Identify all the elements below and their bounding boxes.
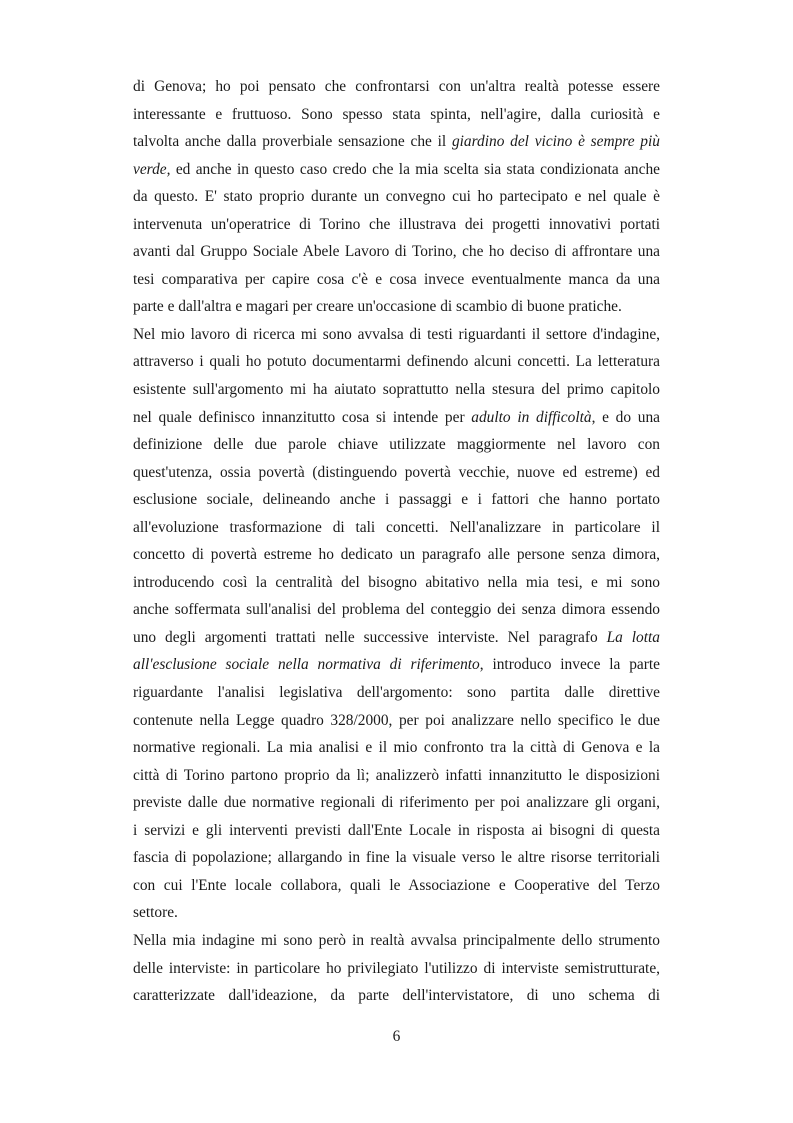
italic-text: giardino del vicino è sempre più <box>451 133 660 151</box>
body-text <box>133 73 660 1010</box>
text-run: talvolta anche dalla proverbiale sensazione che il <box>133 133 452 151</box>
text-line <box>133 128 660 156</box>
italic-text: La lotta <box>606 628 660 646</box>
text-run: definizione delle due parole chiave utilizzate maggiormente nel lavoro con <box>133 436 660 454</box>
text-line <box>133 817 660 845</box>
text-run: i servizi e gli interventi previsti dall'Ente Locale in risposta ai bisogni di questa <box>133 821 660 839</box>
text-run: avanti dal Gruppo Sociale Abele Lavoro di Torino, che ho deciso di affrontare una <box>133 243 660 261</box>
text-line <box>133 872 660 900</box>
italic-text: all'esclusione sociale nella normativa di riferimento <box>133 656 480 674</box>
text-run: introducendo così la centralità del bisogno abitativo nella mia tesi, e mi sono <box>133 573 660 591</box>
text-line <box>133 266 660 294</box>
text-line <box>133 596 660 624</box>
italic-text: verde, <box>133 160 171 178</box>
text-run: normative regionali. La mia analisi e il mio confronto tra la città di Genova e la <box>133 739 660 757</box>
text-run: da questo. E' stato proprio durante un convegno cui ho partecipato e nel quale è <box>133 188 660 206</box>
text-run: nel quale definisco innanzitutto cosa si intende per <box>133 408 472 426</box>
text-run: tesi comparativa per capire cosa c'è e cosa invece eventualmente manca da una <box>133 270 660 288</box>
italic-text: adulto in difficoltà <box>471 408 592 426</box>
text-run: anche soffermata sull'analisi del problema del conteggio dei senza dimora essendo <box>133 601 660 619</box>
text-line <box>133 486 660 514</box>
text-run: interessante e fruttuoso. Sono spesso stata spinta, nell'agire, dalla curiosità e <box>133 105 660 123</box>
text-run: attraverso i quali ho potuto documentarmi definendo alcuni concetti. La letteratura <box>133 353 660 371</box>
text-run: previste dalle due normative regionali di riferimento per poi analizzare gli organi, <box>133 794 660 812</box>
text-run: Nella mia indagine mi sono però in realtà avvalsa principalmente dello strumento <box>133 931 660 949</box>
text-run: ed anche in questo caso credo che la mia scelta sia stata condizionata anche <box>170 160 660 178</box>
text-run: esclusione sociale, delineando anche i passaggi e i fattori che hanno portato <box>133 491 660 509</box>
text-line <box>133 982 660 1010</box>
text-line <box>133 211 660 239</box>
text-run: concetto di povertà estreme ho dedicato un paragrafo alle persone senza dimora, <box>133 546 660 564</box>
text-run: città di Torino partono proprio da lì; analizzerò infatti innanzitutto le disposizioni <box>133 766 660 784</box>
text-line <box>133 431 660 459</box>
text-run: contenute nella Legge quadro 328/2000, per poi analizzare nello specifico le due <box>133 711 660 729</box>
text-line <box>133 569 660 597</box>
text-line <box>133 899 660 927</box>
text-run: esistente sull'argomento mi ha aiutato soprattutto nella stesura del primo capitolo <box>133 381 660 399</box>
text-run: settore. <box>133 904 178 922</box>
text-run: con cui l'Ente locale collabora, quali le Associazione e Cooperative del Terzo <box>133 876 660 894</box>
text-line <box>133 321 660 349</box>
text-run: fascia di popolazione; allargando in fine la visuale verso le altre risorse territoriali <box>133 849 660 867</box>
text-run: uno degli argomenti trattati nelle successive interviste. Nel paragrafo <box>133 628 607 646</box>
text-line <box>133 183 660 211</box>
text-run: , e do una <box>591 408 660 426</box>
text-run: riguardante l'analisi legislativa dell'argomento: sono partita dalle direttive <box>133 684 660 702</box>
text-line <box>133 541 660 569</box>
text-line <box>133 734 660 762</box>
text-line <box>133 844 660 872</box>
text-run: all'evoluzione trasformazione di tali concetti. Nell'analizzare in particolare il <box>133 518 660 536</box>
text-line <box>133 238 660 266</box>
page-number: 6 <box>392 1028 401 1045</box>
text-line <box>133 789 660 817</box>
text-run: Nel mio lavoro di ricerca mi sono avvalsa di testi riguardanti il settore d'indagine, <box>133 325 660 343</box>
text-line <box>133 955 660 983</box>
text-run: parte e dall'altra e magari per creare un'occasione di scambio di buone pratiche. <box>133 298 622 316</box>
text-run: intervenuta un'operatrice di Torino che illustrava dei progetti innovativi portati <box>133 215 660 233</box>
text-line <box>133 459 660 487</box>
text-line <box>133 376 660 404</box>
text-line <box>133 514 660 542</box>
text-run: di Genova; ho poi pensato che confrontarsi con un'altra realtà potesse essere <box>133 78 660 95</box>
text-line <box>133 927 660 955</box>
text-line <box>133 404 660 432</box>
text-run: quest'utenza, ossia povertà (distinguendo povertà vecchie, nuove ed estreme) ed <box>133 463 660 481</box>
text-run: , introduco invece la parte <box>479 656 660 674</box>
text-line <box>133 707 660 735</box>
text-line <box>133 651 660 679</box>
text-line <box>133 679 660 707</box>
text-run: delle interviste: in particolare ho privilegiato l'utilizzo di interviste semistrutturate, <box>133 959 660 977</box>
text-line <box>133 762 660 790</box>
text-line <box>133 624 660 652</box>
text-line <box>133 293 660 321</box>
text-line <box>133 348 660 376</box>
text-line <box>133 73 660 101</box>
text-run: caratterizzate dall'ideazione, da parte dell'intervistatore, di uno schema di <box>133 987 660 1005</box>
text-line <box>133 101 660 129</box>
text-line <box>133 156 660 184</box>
********
* **WHAT IS REQUIRED**: Which lines in the entries above contain the word "città", with case counting? Copy each of those lines out in full.

* **SOLUTION**:
text-run: normative regionali. La mia analisi e il mio confronto tra la città di Genova e la <box>133 739 660 757</box>
text-run: città di Torino partono proprio da lì; analizzerò infatti innanzitutto le disposizioni <box>133 766 660 784</box>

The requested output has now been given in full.